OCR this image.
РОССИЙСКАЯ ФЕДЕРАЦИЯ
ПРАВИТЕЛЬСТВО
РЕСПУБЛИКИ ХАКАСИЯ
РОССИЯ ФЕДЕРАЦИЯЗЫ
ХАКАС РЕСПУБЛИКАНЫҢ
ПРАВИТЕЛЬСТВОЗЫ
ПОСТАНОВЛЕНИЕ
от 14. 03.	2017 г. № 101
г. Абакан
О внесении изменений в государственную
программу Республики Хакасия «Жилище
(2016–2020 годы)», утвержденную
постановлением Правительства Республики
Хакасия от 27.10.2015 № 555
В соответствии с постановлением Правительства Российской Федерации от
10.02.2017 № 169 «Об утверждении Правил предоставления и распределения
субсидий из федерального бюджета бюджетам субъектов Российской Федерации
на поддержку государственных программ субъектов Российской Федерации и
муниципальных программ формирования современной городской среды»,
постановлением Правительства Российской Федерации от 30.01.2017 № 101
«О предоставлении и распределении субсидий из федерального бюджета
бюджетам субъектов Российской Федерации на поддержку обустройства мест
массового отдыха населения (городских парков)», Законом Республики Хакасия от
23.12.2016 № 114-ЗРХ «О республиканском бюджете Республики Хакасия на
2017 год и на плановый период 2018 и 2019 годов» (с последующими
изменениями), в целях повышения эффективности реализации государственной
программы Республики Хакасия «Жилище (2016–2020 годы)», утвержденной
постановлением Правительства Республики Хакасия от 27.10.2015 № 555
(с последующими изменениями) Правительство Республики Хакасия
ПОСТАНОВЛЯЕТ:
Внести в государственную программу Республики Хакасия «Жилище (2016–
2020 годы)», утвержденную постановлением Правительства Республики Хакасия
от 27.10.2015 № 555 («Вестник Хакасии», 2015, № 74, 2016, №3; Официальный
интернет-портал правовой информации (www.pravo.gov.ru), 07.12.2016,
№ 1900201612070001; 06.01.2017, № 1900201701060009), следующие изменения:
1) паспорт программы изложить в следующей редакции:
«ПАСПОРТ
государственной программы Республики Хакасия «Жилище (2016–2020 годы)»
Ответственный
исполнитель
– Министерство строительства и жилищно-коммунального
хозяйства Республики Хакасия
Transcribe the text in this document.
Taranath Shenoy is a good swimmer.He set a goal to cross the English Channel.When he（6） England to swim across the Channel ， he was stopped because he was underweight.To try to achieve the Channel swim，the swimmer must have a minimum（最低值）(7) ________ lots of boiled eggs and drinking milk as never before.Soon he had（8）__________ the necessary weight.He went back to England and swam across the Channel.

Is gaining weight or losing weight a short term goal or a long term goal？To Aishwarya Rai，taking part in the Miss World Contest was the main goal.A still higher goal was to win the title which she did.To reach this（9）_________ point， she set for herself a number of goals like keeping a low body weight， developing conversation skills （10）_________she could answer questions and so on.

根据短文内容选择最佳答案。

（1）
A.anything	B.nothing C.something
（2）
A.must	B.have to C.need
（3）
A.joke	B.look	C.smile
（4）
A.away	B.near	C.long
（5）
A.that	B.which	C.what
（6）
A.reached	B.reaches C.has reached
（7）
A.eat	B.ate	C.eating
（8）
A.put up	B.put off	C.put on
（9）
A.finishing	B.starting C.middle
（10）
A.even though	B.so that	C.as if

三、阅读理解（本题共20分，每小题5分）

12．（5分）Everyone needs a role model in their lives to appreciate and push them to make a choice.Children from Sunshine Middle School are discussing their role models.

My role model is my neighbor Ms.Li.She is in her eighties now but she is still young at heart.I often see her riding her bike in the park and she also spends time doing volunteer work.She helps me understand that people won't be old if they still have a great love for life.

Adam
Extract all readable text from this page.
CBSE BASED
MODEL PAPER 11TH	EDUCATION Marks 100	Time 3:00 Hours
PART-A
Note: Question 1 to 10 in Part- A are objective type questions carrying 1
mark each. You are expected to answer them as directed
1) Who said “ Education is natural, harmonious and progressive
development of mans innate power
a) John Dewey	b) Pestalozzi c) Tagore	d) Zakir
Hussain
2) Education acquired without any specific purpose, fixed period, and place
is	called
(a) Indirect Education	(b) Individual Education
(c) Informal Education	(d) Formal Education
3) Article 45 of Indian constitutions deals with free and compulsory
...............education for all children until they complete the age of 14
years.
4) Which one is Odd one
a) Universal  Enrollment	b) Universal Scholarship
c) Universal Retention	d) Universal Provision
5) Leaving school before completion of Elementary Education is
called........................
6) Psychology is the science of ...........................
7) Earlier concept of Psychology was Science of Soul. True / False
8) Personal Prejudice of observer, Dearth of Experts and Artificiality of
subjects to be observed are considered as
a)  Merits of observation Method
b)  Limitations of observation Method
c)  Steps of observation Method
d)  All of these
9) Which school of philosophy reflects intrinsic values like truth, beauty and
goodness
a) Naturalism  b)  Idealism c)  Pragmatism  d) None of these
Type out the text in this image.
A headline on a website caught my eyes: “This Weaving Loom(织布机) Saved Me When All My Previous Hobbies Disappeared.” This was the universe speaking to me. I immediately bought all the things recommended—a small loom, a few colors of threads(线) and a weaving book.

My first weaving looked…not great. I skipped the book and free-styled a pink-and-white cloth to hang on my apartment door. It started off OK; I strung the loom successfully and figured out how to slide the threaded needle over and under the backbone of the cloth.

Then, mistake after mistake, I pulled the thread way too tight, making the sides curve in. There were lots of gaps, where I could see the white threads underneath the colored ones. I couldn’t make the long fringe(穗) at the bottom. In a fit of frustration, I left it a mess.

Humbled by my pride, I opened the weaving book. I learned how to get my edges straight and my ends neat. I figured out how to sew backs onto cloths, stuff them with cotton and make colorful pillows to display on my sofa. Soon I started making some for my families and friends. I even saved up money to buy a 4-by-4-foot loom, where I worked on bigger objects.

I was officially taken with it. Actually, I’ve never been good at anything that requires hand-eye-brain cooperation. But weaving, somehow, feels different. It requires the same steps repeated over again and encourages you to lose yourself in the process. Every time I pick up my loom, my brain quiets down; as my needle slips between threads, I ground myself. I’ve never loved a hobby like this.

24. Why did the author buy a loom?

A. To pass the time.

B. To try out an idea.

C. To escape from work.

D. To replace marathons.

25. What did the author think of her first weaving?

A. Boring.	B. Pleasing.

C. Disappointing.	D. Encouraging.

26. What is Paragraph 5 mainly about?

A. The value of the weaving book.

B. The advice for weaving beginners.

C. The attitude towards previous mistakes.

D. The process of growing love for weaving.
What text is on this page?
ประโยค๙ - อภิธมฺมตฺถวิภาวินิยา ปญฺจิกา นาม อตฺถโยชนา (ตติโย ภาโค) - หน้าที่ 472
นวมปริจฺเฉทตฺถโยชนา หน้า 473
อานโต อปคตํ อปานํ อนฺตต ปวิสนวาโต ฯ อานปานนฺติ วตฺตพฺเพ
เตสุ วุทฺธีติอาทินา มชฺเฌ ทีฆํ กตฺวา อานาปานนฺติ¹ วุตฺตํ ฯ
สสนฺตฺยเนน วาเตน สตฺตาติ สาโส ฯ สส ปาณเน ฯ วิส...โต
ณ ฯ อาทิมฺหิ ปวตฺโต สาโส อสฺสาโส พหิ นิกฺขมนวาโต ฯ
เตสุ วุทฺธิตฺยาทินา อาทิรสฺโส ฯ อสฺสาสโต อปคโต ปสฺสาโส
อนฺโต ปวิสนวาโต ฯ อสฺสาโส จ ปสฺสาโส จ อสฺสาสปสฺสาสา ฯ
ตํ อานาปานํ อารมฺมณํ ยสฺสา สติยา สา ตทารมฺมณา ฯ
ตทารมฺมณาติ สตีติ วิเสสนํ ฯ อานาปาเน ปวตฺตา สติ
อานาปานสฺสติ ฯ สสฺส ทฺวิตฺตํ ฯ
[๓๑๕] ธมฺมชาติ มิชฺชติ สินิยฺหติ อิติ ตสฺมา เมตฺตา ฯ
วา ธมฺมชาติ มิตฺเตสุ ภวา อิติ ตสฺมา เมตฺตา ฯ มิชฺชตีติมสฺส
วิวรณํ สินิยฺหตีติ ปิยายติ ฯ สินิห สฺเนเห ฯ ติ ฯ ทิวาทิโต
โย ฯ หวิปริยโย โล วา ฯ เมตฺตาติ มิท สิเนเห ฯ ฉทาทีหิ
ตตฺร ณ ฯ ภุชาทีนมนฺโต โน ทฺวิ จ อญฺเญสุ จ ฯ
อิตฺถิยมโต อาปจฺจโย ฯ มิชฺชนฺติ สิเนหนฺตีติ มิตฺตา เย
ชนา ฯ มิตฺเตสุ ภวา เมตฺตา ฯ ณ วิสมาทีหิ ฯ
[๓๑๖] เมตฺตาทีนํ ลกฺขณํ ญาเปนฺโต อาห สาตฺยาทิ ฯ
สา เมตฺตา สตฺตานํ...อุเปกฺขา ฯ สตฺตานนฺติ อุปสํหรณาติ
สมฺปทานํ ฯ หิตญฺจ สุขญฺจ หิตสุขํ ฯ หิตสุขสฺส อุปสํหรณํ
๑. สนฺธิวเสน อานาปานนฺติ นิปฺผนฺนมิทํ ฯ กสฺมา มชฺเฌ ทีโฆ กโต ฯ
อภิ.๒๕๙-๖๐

*****

EXERCISE.
Every line that holds the string "When" should be returned.

SOLUTION TO THIS TASK.
Taranath Shenoy is a good swimmer.He set a goal to cross the English Channel.When he（6） England to swim across the Channel ， he was stopped because he was underweight.To try to achieve the Channel swim，the swimmer must have a minimum（最低值）(7) ________ lots of boiled eggs and drinking milk as never before.Soon he had（8）__________ the necessary weight.He went back to England and swam across the Channel.
A headline on a website caught my eyes: “This Weaving Loom(织布机) Saved Me When All My Previous Hobbies Disappeared.” This was the universe speaking to me. I immediately bought all the things recommended—a small loom, a few colors of threads(线) and a weaving book.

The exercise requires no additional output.